### SHORT EXERCISE
Select every line below containing the word "prefix".

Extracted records
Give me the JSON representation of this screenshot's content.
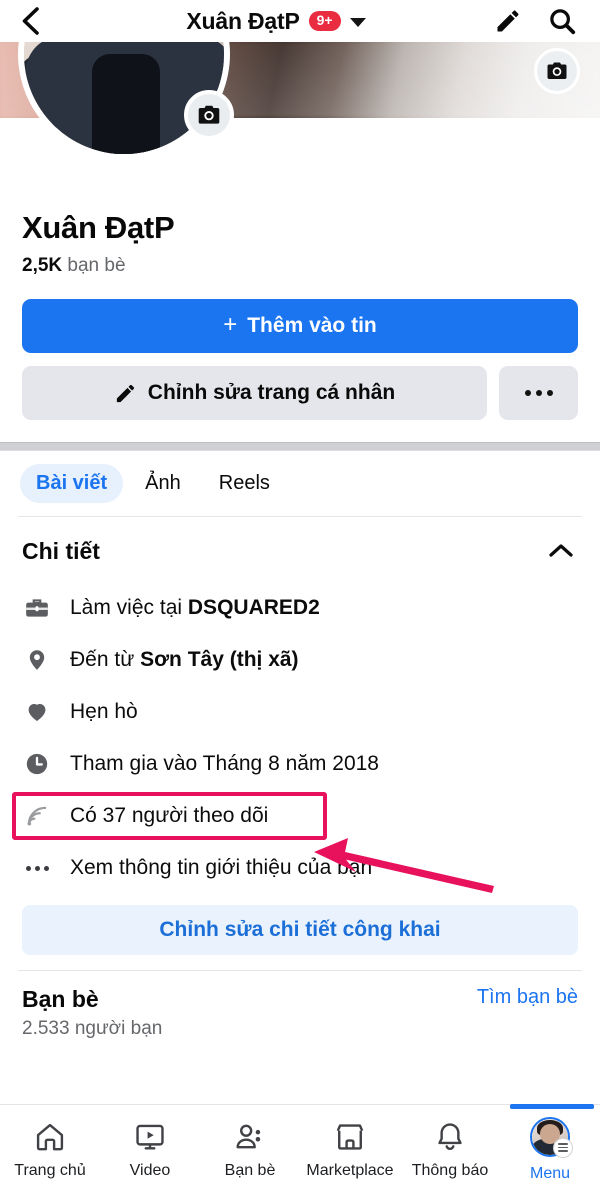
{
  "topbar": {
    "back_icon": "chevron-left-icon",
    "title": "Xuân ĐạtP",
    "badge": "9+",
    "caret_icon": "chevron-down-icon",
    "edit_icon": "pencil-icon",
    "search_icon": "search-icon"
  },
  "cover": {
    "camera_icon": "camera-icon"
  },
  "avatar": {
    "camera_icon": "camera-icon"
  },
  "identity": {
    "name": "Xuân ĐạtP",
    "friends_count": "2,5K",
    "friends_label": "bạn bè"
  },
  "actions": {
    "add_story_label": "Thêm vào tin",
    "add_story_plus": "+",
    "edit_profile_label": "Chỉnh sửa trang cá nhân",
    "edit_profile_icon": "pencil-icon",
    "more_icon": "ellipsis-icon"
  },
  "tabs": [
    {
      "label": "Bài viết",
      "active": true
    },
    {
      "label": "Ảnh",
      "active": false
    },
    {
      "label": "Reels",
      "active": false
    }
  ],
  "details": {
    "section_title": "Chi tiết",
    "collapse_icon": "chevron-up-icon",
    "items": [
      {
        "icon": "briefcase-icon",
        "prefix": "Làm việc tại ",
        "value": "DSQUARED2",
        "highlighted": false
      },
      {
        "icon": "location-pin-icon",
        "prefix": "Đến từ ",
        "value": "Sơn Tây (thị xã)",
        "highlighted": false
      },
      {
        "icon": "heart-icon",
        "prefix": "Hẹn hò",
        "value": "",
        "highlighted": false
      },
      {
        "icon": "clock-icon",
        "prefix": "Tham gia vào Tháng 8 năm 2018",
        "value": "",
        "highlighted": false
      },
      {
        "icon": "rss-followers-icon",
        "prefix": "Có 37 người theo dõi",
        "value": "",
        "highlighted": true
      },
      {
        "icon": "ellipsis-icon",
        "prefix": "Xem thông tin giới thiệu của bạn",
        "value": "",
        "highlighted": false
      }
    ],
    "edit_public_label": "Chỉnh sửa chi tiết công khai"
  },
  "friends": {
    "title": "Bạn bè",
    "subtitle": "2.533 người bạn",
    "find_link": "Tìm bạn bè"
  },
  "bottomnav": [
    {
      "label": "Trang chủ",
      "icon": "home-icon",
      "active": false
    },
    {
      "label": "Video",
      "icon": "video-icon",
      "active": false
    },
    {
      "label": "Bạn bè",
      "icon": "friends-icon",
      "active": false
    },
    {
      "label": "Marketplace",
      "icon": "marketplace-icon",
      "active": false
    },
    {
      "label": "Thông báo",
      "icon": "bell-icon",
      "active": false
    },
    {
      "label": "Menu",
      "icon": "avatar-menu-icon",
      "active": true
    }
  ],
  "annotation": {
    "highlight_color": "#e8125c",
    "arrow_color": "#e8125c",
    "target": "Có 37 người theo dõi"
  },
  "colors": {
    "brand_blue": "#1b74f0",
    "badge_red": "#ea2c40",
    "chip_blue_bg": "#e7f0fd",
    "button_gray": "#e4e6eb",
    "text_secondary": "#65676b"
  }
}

### WORKED ANSWER
        "prefix": "Làm việc tại ",
        "prefix": "Đến từ ",
        "prefix": "Hẹn hò",
        "prefix": "Tham gia vào Tháng 8 năm 2018",
        "prefix": "Có 37 người theo dõi",
        "prefix": "Xem thông tin giới thiệu của bạn",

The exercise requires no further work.